#### LISTE DES TÂCHES:
**1)** Selon le texte sur les sols pollués, quel arrêt de la CJCE est à l’origine de la confusion jurisprudentielle ?
**2)** Citez le passage du texte sur les sols pollués qui commence à « En étendant la » et se termine à « à la pollution. ».
**3)** Indiquez par oui ou par non si chaque affirmation concorde avec le texte sur les sols pollués, en citant mot pour mot les termes qui le prouvent.
(a) L’ordonnance de transposition date du 17 décembre 2010.
(b) L’arrêt « Van de Walle » a été rendu caduc par l’ordonnance de 2010.
(c) Le propriétaire du terrain pouvait être qualifié de détenteur du déchet même s’il était extérieur à la pollution.

#### TEXTE DU DOCUMENT:
★ ★ ★ ★ ★
Cette directive a été transposée en droit interne par l’Ordonnance 2010-1579 du 17 décembre 2010, inscrivant ainsi un nouvel article L-541-4-1 dans le Code de l’Environnement selon lequel « les sols non-excavés, y compris les sols pollués non excavés et les bâtiments reliés au sol de manière permanente ne sont pas soumis à la législation des déchets. » Donc en principe, le droit des déchets ne s’applique pas concernant les sols pollués non excavés. Néanmoins, la jurisprudence applique de manière imprécise le droit en la matière.
II. Une incertitude jurisprudentielle du statut des terres polluées non excavées in situ
À l’origine de cette confusion se trouve l’arrêt « Van de Walle » du 7 septembre 2004 de la CJCE, qui avait qualifié de déchets des terres polluées même non excavées, permettant ainsi de fonder en droit par la police des déchets une remise en état des sols pollués (il s’agissait en l’espèce de terres pollues par des hydrocarbures). La CJCE a ainsi voulu étendre la notion de déchet afin de limiter les inconvénients ou nuisances inhérents à leur nature.
Cet arrêt a été rendu caduc par l’article 2 de la Directive Cadre sur les Déchets de 2008 qui est venu y mettre un terme permettant ainsi d’appliquer la législation dont relevaient les sols pollués avant cet arrêt: le droit des ICPE. Cette extension n'était pas anodine: elle permettait à la CJCE de faire supporter les coûts de dépollution, non pas sur un seul responsable, l'exploitant ou le dernier exploitant de l'installation classée, mais sur plusieurs responsables, conformément au principe du pollueur-payeur sur lequel est fondé la réglementation des déchets.
En effet, l’article L-541-2 du Code de l’Environnement prévoit que « Toute personne qui produit ou détient des déchets dans des conditions de nature à produire des effets nocifs sur le sol, la flore et la faune, à dégrader les sites ou les paysages, à polluer l'air ou les eaux, à engendrer des bruits et des odeurs et, d'une façon générale, à porter atteinte à la santé de l'homme et à l'environnement, est tenue d'en assurer ou d'en faire assurer l'élimination dans des conditions propres à éviter lesdits effets.»
En étendant la qualification de déchet aux sols pollués, la CJCE permettait de faire supporter les coûts de dépollution par le détenteur ou le producteur de déchets. Par conséquent, cette législation permettait de pouvoir engager la responsabilité du propriétaire du terrain sur lequel étaient situés les sols pollués, en le qualifiant de « détenteur » du déchet quand bien même il serait extérieur à la pollution.
★ ★ ★ ★ ★
#### ENTRÉES FOURNIES:
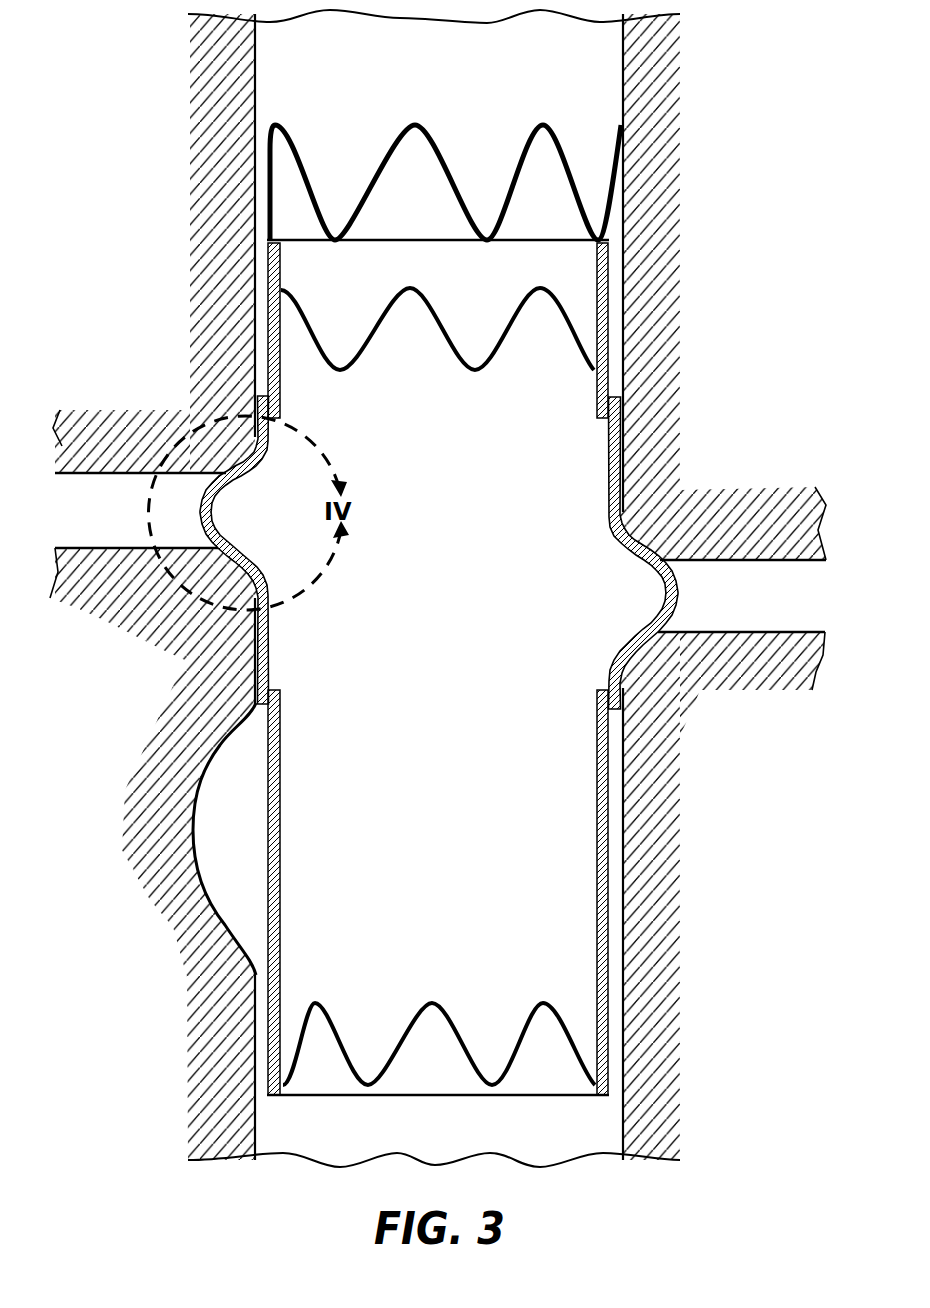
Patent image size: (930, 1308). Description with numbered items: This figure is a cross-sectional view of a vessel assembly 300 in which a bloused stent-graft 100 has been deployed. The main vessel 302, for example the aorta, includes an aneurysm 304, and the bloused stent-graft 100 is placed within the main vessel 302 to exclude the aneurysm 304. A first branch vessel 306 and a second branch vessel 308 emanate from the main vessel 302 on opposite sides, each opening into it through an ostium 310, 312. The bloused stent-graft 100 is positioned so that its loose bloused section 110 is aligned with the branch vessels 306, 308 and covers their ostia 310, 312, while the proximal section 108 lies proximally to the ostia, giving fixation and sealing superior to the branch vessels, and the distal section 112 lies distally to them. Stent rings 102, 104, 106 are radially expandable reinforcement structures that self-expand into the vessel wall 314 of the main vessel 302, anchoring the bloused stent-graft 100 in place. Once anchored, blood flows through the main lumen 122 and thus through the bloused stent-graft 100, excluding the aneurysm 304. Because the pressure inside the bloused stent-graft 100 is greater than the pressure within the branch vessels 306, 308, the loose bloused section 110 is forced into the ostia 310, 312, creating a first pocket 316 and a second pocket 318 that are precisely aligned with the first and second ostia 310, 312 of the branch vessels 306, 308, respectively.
★ ★ ★ ★ ★
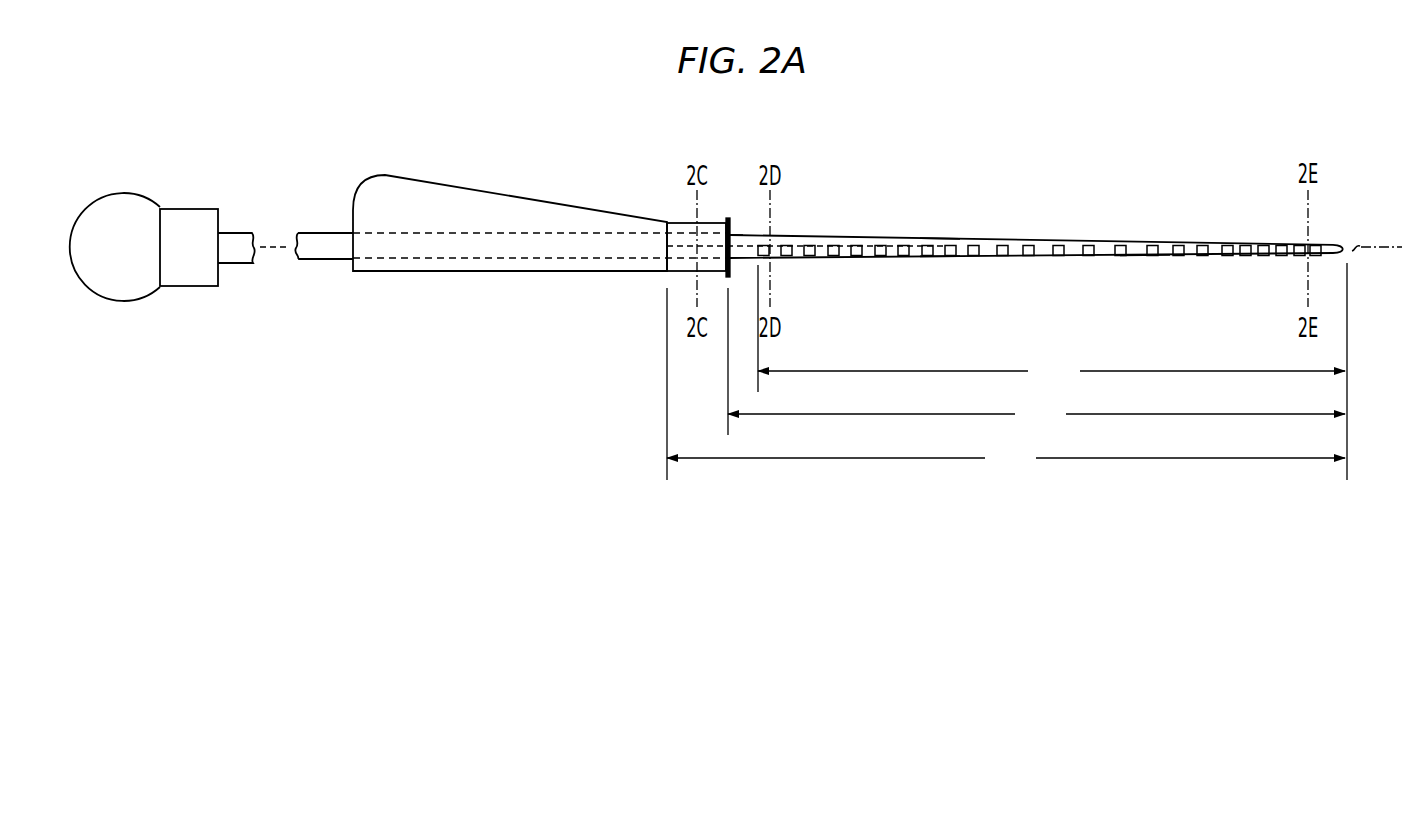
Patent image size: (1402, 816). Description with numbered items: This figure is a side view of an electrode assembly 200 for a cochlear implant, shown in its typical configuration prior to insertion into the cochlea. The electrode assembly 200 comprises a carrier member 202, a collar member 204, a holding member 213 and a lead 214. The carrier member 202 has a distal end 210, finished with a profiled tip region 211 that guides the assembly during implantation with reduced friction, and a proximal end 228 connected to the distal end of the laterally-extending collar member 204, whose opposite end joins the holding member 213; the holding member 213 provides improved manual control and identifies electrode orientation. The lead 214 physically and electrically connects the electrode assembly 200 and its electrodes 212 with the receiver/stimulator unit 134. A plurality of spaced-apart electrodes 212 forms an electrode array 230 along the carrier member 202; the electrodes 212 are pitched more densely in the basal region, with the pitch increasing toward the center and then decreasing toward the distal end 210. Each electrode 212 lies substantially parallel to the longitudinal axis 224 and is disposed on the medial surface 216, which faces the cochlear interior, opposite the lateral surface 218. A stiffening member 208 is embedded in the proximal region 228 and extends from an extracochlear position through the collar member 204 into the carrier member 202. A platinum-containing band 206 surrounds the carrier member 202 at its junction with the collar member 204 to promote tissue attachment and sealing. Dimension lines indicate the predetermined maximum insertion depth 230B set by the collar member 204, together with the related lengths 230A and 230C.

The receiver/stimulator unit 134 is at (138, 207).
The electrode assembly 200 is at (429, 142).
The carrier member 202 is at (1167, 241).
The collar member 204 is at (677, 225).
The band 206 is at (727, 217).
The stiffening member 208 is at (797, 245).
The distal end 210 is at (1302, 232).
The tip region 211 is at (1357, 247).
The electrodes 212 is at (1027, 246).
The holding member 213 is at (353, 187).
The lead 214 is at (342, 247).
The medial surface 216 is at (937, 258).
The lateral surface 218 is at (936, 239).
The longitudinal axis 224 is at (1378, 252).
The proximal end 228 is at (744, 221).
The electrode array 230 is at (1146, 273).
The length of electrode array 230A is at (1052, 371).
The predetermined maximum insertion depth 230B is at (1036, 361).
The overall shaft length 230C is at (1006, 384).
★ ★ ★ ★ ★
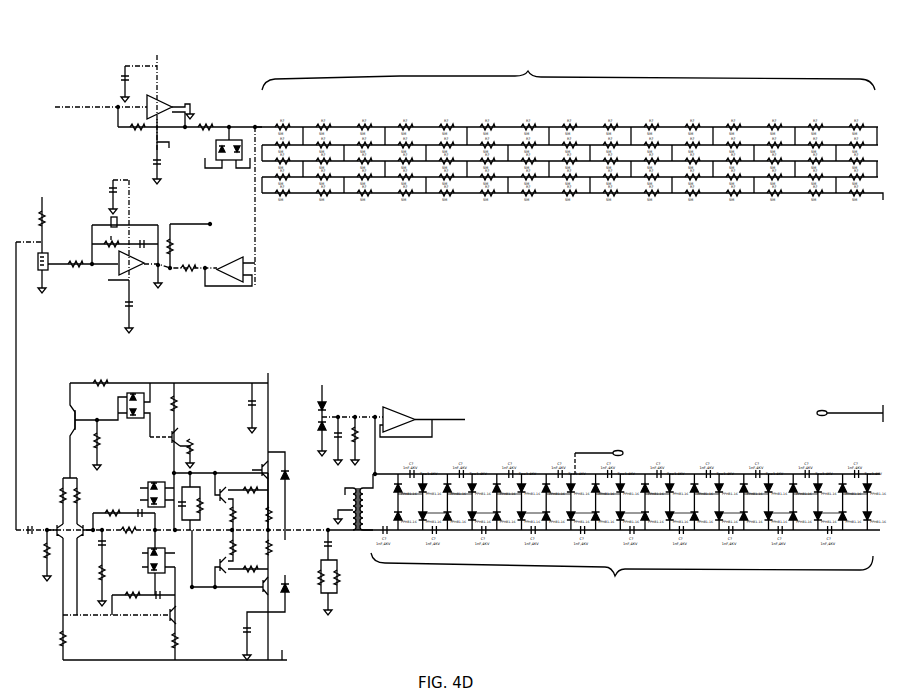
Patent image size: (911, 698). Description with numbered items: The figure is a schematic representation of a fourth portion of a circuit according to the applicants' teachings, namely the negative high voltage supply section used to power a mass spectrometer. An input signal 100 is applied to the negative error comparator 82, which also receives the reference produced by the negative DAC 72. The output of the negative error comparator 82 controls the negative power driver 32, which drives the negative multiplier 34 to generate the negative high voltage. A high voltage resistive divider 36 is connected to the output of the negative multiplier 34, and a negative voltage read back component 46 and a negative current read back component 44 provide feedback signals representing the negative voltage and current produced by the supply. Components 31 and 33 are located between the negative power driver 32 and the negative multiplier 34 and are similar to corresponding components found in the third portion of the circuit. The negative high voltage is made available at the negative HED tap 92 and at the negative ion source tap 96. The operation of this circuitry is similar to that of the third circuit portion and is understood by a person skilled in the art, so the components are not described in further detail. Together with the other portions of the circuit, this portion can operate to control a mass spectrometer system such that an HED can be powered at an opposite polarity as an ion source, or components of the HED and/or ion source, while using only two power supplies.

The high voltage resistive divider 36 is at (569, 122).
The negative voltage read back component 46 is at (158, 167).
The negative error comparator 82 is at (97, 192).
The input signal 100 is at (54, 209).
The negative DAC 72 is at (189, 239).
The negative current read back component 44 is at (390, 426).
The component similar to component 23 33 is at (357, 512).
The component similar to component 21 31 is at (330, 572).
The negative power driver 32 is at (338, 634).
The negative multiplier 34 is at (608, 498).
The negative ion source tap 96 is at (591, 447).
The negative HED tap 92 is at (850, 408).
★ ★ ★ ★ ★
#### CORRIGÉ PAR TÂCHE:
**1)** L’arrêt « Van de Walle » du 7 septembre 2004.

**2)**
En étendant la qualification de déchet aux sols pollués, la CJCE permettait de faire supporter les coûts de dépollution par le détenteur ou le producteur de déchets. Par conséquent, cette législation permettait de pouvoir engager la responsabilité du propriétaire du terrain sur lequel étaient situés les sols pollués, en le qualifiant de « détenteur » du déchet quand bien même il serait extérieur à la pollution.

**3)**
(a) Oui : « l’Ordonnance 2010-1579 du 17 décembre 2010 ».
(b) Non : « Cet arrêt a été rendu caduc par l’article 2 de la Directive Cadre sur les Déchets de 2008 ».
(c) Oui : « en le qualifiant de « détenteur » du déchet quand bien même il serait extérieur à la pollution ».